* _TASK INSTRUCTIONS_
Omit the images, then print each record below exactly as it reads.

* _DATA ROWS_
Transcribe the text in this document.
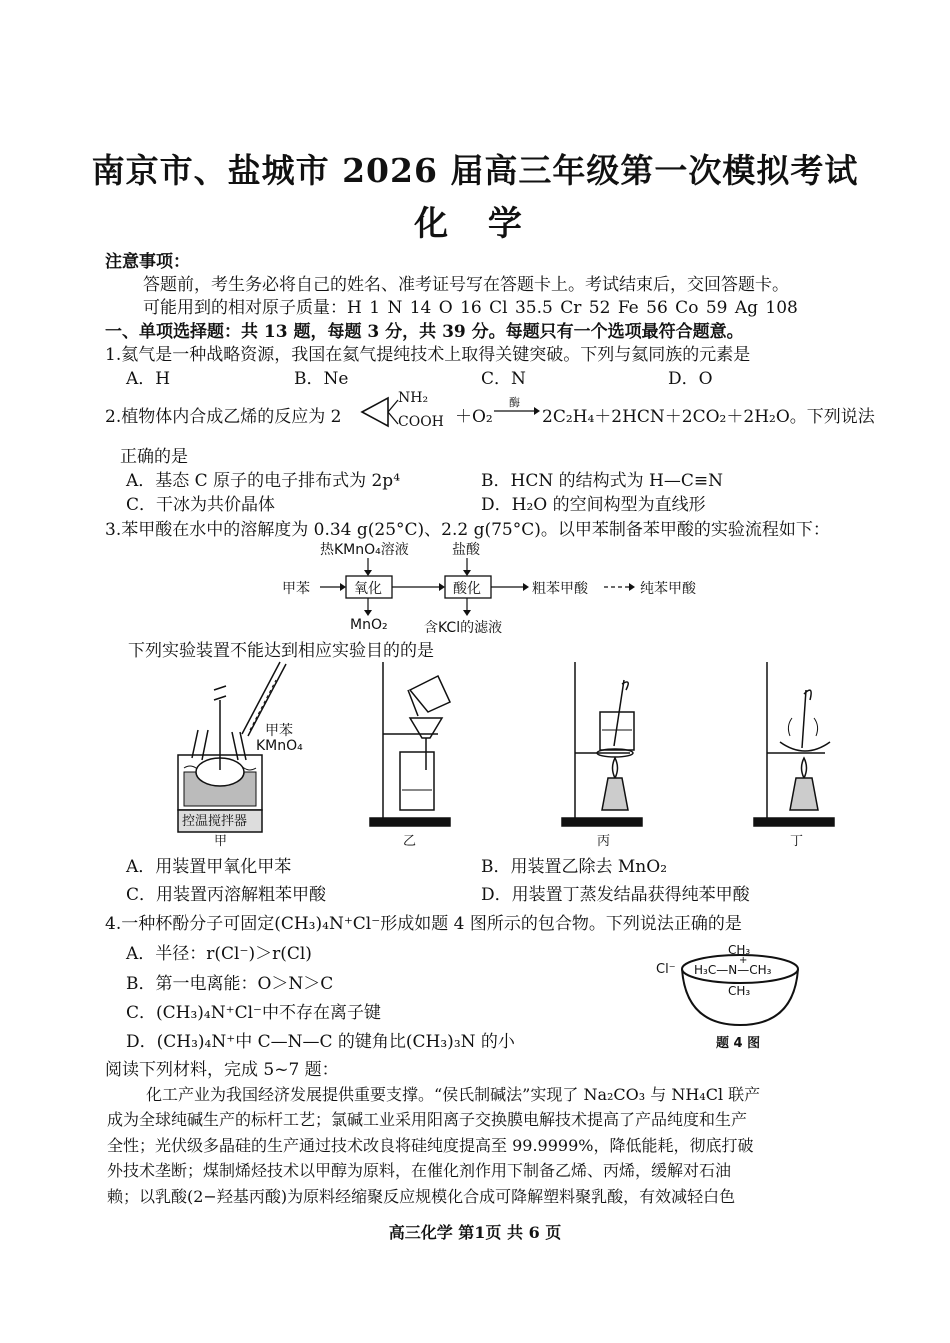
南京市、盐城市 2026 届高三年级第一次模拟考试
化 学
注意事项：
答题前，考生务必将自己的姓名、准考证号写在答题卡上。考试结束后，交回答题卡。
可能用到的相对原子质量：H 1 N 14 O 16 Cl 35.5 Cr 52 Fe 56 Co 59 Ag 108
一、单项选择题：共 13 题，每题 3 分，共 39 分。每题只有一个选项最符合题意。
1.氦气是一种战略资源，我国在氦气提纯技术上取得关键突破。下列与氦同族的元素是
A．H	B．Ne	C．N	D．O
2.植物体内合成乙烯的反应为 2
NH₂
COOH ＋O₂
酶
→ 2C₂H₄＋2HCN＋2CO₂＋2H₂O。下列说法
正确的是
A．基态 C 原子的电子排布式为 2p⁴	B．HCN 的结构式为 H—C≡N
C．干冰为共价晶体	D．H₂O 的空间构型为直线形
3.苯甲酸在水中的溶解度为 0.34 g(25°C)、2.2 g(75°C)。以甲苯制备苯甲酸的实验流程如下：
热KMnO₄溶液	盐酸
甲苯	氧化	酸化	粗苯甲酸	纯苯甲酸
MnO₂	含KCl的滤液
下列实验装置不能达到相应实验目的的是
甲苯
KMnO₄
控温搅拌器
甲	乙	丙	丁
A．用装置甲氧化甲苯	B．用装置乙除去 MnO₂
C．用装置丙溶解粗苯甲酸	D．用装置丁蒸发结晶获得纯苯甲酸
4.一种杯酚分子可固定(CH₃)₄N⁺Cl⁻形成如题 4 图所示的包合物。下列说法正确的是
A．半径：r(Cl⁻)＞r(Cl)
B．第一电离能：O＞N＞C
C．(CH₃)₄N⁺Cl⁻中不存在离子键
D．(CH₃)₄N⁺中 C—N—C 的键角比(CH₃)₃N 的小
Cl⁻
CH₃
+
H₃C—N—CH₃
CH₃
题 4 图
阅读下列材料，完成 5~7 题：
化工产业为我国经济发展提供重要支撑。“侯氏制碱法”实现了 Na₂CO₃ 与 NH₄Cl 联产
成为全球纯碱生产的标杆工艺；氯碱工业采用阳离子交换膜电解技术提高了产品纯度和生产
全性；光伏级多晶硅的生产通过技术改良将硅纯度提高至 99.9999%，降低能耗，彻底打破
外技术垄断；煤制烯烃技术以甲醇为原料，在催化剂作用下制备乙烯、丙烯，缓解对石油
赖；以乳酸(2−羟基丙酸)为原料经缩聚反应规模化合成可降解塑料聚乳酸，有效减轻白色
高三化学 第1页 共 6 页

* _FINAL ANSWER_
Transcribe the text in this document.
南京市、盐城市 2026 届高三年级第一次模拟考试
化 学
注意事项：
答题前，考生务必将自己的姓名、准考证号写在答题卡上。考试结束后，交回答题卡。
可能用到的相对原子质量：H 1 N 14 O 16 Cl 35.5 Cr 52 Fe 56 Co 59 Ag 108
一、单项选择题：共 13 题，每题 3 分，共 39 分。每题只有一个选项最符合题意。
1.氦气是一种战略资源，我国在氦气提纯技术上取得关键突破。下列与氦同族的元素是
A．H	B．Ne	C．N	D．O
2.植物体内合成乙烯的反应为 2
NH₂
COOH ＋O₂
酶
→ 2C₂H₄＋2HCN＋2CO₂＋2H₂O。下列说法
正确的是
A．基态 C 原子的电子排布式为 2p⁴	B．HCN 的结构式为 H—C≡N
C．干冰为共价晶体	D．H₂O 的空间构型为直线形
3.苯甲酸在水中的溶解度为 0.34 g(25°C)、2.2 g(75°C)。以甲苯制备苯甲酸的实验流程如下：
热KMnO₄溶液	盐酸
甲苯	氧化	酸化	粗苯甲酸	纯苯甲酸
MnO₂	含KCl的滤液
下列实验装置不能达到相应实验目的的是
甲苯
KMnO₄
控温搅拌器
甲	乙	丙	丁
A．用装置甲氧化甲苯	B．用装置乙除去 MnO₂
C．用装置丙溶解粗苯甲酸	D．用装置丁蒸发结晶获得纯苯甲酸
4.一种杯酚分子可固定(CH₃)₄N⁺Cl⁻形成如题 4 图所示的包合物。下列说法正确的是
A．半径：r(Cl⁻)＞r(Cl)
B．第一电离能：O＞N＞C
C．(CH₃)₄N⁺Cl⁻中不存在离子键
D．(CH₃)₄N⁺中 C—N—C 的键角比(CH₃)₃N 的小
Cl⁻
CH₃
+
H₃C—N—CH₃
CH₃
题 4 图
阅读下列材料，完成 5~7 题：
化工产业为我国经济发展提供重要支撑。“侯氏制碱法”实现了 Na₂CO₃ 与 NH₄Cl 联产
成为全球纯碱生产的标杆工艺；氯碱工业采用阳离子交换膜电解技术提高了产品纯度和生产
全性；光伏级多晶硅的生产通过技术改良将硅纯度提高至 99.9999%，降低能耗，彻底打破
外技术垄断；煤制烯烃技术以甲醇为原料，在催化剂作用下制备乙烯、丙烯，缓解对石油
赖；以乳酸(2−羟基丙酸)为原料经缩聚反应规模化合成可降解塑料聚乳酸，有效减轻白色
高三化学 第1页 共 6 页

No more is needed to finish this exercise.